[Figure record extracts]
- - -
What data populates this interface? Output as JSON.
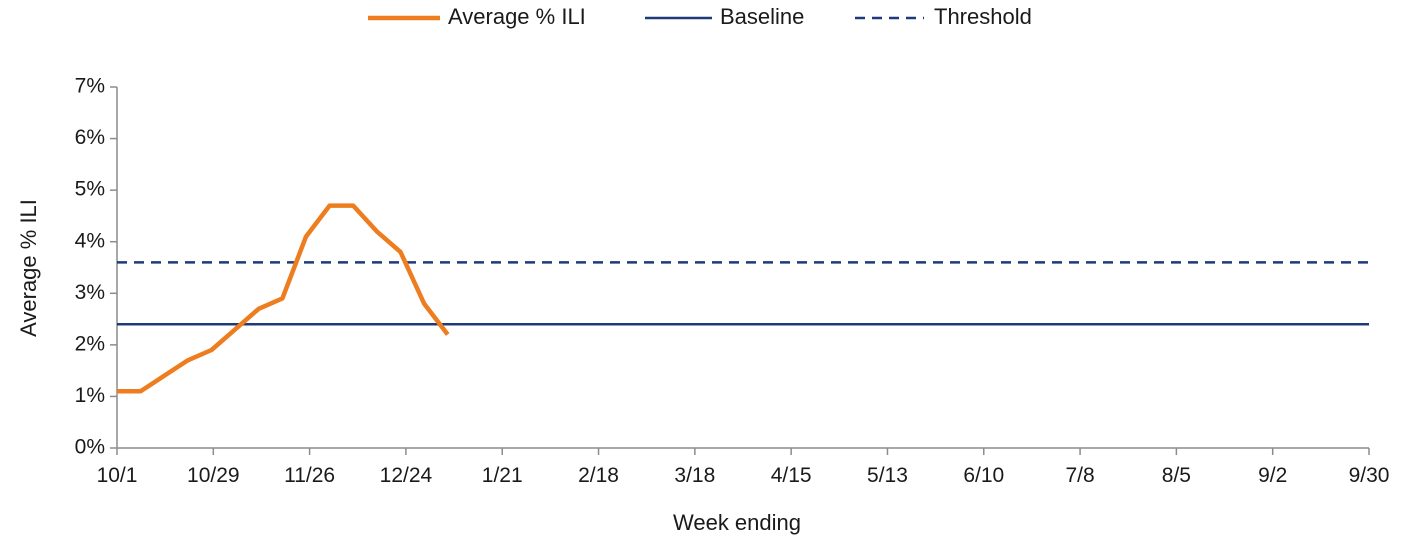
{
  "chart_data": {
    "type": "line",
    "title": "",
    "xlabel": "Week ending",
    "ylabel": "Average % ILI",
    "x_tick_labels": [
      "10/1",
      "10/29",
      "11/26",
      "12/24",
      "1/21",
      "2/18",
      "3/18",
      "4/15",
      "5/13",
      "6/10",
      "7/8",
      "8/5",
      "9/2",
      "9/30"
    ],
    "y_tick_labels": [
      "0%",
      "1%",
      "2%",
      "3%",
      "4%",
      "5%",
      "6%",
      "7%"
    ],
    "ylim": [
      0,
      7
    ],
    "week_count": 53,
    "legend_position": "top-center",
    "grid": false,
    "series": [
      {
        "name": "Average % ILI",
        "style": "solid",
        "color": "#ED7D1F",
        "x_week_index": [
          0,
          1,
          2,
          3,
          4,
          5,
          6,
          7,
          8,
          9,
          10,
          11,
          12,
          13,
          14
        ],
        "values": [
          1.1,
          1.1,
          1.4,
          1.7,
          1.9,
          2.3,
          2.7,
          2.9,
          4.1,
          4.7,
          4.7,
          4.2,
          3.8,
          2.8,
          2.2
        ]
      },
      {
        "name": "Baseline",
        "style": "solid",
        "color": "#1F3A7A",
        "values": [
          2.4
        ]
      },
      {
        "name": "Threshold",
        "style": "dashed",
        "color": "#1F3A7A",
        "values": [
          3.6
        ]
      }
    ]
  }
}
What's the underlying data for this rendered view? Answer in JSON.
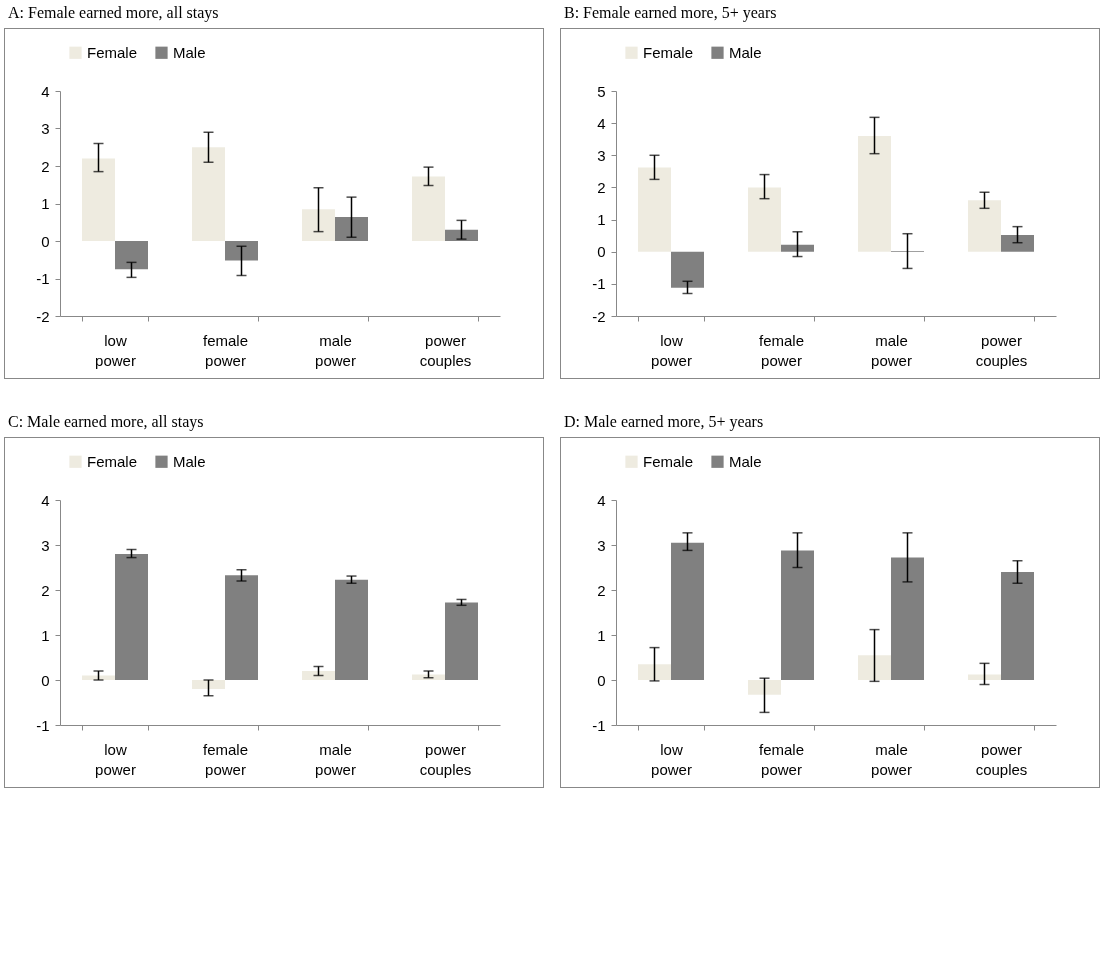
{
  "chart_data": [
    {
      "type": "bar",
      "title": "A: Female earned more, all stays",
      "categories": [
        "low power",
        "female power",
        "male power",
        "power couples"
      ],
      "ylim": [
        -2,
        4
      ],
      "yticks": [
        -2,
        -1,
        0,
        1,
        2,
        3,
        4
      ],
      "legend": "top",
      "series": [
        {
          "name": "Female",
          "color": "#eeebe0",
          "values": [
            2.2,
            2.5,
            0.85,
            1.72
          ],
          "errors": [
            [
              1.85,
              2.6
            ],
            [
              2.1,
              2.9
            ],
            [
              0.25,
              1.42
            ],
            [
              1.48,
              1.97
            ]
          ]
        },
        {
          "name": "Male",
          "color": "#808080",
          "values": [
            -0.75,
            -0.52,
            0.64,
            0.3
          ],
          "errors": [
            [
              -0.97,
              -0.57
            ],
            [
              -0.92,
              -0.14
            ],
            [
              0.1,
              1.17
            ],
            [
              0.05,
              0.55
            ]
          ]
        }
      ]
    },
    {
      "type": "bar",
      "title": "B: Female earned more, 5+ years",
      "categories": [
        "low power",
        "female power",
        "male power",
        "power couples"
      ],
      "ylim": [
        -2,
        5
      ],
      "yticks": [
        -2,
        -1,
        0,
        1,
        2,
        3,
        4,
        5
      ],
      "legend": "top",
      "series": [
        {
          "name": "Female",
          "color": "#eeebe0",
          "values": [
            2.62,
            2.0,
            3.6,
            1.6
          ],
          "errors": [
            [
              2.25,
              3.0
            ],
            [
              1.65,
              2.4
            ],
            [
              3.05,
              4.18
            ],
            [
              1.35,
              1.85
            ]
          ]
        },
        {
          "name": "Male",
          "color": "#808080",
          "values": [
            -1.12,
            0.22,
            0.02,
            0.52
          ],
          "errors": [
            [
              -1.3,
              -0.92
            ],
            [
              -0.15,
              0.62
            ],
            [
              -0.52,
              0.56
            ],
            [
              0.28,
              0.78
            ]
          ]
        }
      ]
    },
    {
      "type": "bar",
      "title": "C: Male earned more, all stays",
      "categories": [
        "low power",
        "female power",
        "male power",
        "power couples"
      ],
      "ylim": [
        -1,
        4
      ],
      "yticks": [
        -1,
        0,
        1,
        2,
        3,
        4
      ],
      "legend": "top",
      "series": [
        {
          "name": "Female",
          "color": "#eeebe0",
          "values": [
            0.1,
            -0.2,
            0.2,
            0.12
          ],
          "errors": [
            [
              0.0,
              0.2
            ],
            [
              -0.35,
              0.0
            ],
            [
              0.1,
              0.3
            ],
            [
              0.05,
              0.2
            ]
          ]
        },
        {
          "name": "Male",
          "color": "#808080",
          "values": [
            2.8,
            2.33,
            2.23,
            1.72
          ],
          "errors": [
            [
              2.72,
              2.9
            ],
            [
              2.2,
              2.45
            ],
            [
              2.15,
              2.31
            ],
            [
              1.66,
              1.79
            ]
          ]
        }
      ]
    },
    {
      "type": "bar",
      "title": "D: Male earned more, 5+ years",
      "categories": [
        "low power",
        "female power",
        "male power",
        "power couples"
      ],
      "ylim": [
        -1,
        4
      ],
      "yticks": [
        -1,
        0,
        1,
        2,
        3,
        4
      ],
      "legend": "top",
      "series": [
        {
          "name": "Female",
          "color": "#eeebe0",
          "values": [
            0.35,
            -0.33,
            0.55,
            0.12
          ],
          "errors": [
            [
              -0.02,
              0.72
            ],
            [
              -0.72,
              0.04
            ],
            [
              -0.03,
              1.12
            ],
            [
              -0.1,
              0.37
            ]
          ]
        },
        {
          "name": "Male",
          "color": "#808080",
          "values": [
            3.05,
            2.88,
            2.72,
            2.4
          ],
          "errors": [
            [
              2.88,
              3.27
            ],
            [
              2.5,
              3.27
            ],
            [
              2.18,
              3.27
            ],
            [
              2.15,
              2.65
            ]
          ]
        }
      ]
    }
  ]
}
- - -
> **Written request**
Each line in the entries above that includes the string "title" should be extracted.

> **Result of this exercise**
    "title": "",
      "title": "A: Female earned more, all stays",
      "title": "B: Female earned more, 5+ years",
      "title": "C: Male earned more, all stays",
      "title": "D: Male earned more, 5+ years",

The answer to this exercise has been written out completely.